= Exercise task =
Reproduce the listing exactly and skip over any pictures.

= Record excerpts =
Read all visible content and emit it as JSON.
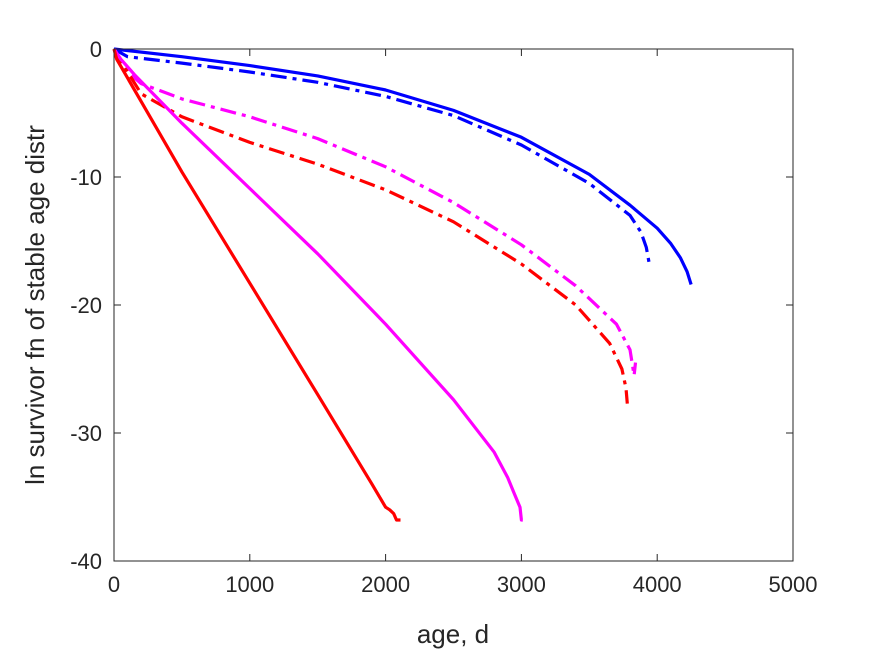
{
  "chart_data": {
    "type": "line",
    "title": "",
    "xlabel": "age, d",
    "ylabel": "ln survivor fn of stable age distr",
    "xlim": [
      0,
      5000
    ],
    "ylim": [
      -40,
      0
    ],
    "xticks": [
      0,
      1000,
      2000,
      3000,
      4000,
      5000
    ],
    "yticks": [
      0,
      -10,
      -20,
      -30,
      -40
    ],
    "xtick_labels": [
      "0",
      "1000",
      "2000",
      "3000",
      "4000",
      "5000"
    ],
    "ytick_labels": [
      "0",
      "-10",
      "-20",
      "-30",
      "-40"
    ],
    "grid": false,
    "legend": "none",
    "series": [
      {
        "color": "#0000ff",
        "style": "solid",
        "x": [
          0,
          500,
          1000,
          1500,
          2000,
          2500,
          3000,
          3500,
          3800,
          4000,
          4100,
          4170,
          4220,
          4250
        ],
        "y": [
          0,
          -0.6,
          -1.3,
          -2.1,
          -3.2,
          -4.8,
          -6.9,
          -9.8,
          -12.2,
          -14.0,
          -15.2,
          -16.3,
          -17.4,
          -18.4
        ]
      },
      {
        "color": "#0000ff",
        "style": "dashdot",
        "x": [
          0,
          100,
          500,
          1000,
          1500,
          2000,
          2500,
          3000,
          3500,
          3800,
          3880,
          3920,
          3940
        ],
        "y": [
          0,
          -0.6,
          -1.1,
          -1.8,
          -2.6,
          -3.7,
          -5.2,
          -7.5,
          -10.5,
          -13.0,
          -14.3,
          -15.5,
          -16.7
        ]
      },
      {
        "color": "#ff00ff",
        "style": "dashdot",
        "x": [
          0,
          100,
          200,
          500,
          1000,
          1500,
          2000,
          2500,
          3000,
          3400,
          3700,
          3800,
          3830,
          3840
        ],
        "y": [
          0,
          -1.8,
          -2.7,
          -3.9,
          -5.3,
          -7.0,
          -9.2,
          -12.0,
          -15.3,
          -18.5,
          -21.5,
          -23.5,
          -25.5,
          -24.5
        ]
      },
      {
        "color": "#ff0000",
        "style": "dashdot",
        "x": [
          0,
          100,
          200,
          500,
          1000,
          1500,
          2000,
          2500,
          3000,
          3400,
          3650,
          3740,
          3770,
          3780
        ],
        "y": [
          0,
          -1.8,
          -3.5,
          -5.3,
          -7.3,
          -9.0,
          -11.0,
          -13.5,
          -16.8,
          -20.0,
          -23.0,
          -25.0,
          -26.5,
          -27.7
        ]
      },
      {
        "color": "#ff00ff",
        "style": "solid",
        "x": [
          0,
          50,
          150,
          500,
          1000,
          1500,
          2000,
          2500,
          2800,
          2900,
          2950,
          2990,
          3000,
          3010
        ],
        "y": [
          0,
          -0.8,
          -2.0,
          -5.8,
          -10.9,
          -16.0,
          -21.5,
          -27.4,
          -31.5,
          -33.5,
          -34.8,
          -35.8,
          -36.8,
          -36.8
        ]
      },
      {
        "color": "#ff0000",
        "style": "solid",
        "x": [
          0,
          20,
          500,
          1000,
          1500,
          1900,
          2000,
          2030,
          2060,
          2080,
          2090,
          2110
        ],
        "y": [
          0,
          -0.8,
          -9.6,
          -18.3,
          -27.0,
          -34.0,
          -35.8,
          -36.0,
          -36.3,
          -36.8,
          -36.8,
          -36.8
        ]
      }
    ]
  }
}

= Task answer =
Read all visible content and emit it as JSON.
{
  "chart_data": {
    "type": "line",
    "title": "",
    "xlabel": "age, d",
    "ylabel": "ln survivor fn of stable age distr",
    "xlim": [
      0,
      5000
    ],
    "ylim": [
      -40,
      0
    ],
    "xticks": [
      0,
      1000,
      2000,
      3000,
      4000,
      5000
    ],
    "yticks": [
      0,
      -10,
      -20,
      -30,
      -40
    ],
    "xtick_labels": [
      "0",
      "1000",
      "2000",
      "3000",
      "4000",
      "5000"
    ],
    "ytick_labels": [
      "0",
      "-10",
      "-20",
      "-30",
      "-40"
    ],
    "grid": false,
    "legend": "none",
    "series": [
      {
        "color": "#0000ff",
        "style": "solid",
        "x": [
          0,
          500,
          1000,
          1500,
          2000,
          2500,
          3000,
          3500,
          3800,
          4000,
          4100,
          4170,
          4220,
          4250
        ],
        "y": [
          0,
          -0.6,
          -1.3,
          -2.1,
          -3.2,
          -4.8,
          -6.9,
          -9.8,
          -12.2,
          -14.0,
          -15.2,
          -16.3,
          -17.4,
          -18.4
        ]
      },
      {
        "color": "#0000ff",
        "style": "dashdot",
        "x": [
          0,
          100,
          500,
          1000,
          1500,
          2000,
          2500,
          3000,
          3500,
          3800,
          3880,
          3920,
          3940
        ],
        "y": [
          0,
          -0.6,
          -1.1,
          -1.8,
          -2.6,
          -3.7,
          -5.2,
          -7.5,
          -10.5,
          -13.0,
          -14.3,
          -15.5,
          -16.7
        ]
      },
      {
        "color": "#ff00ff",
        "style": "dashdot",
        "x": [
          0,
          100,
          200,
          500,
          1000,
          1500,
          2000,
          2500,
          3000,
          3400,
          3700,
          3800,
          3830,
          3840
        ],
        "y": [
          0,
          -1.8,
          -2.7,
          -3.9,
          -5.3,
          -7.0,
          -9.2,
          -12.0,
          -15.3,
          -18.5,
          -21.5,
          -23.5,
          -25.5,
          -24.5
        ]
      },
      {
        "color": "#ff0000",
        "style": "dashdot",
        "x": [
          0,
          100,
          200,
          500,
          1000,
          1500,
          2000,
          2500,
          3000,
          3400,
          3650,
          3740,
          3770,
          3780
        ],
        "y": [
          0,
          -1.8,
          -3.5,
          -5.3,
          -7.3,
          -9.0,
          -11.0,
          -13.5,
          -16.8,
          -20.0,
          -23.0,
          -25.0,
          -26.5,
          -27.7
        ]
      },
      {
        "color": "#ff00ff",
        "style": "solid",
        "x": [
          0,
          50,
          150,
          500,
          1000,
          1500,
          2000,
          2500,
          2800,
          2900,
          2950,
          2990,
          3000,
          3010
        ],
        "y": [
          0,
          -0.8,
          -2.0,
          -5.8,
          -10.9,
          -16.0,
          -21.5,
          -27.4,
          -31.5,
          -33.5,
          -34.8,
          -35.8,
          -36.8,
          -36.8
        ]
      },
      {
        "color": "#ff0000",
        "style": "solid",
        "x": [
          0,
          20,
          500,
          1000,
          1500,
          1900,
          2000,
          2030,
          2060,
          2080,
          2090,
          2110
        ],
        "y": [
          0,
          -0.8,
          -9.6,
          -18.3,
          -27.0,
          -34.0,
          -35.8,
          -36.0,
          -36.3,
          -36.8,
          -36.8,
          -36.8
        ]
      }
    ]
  }
}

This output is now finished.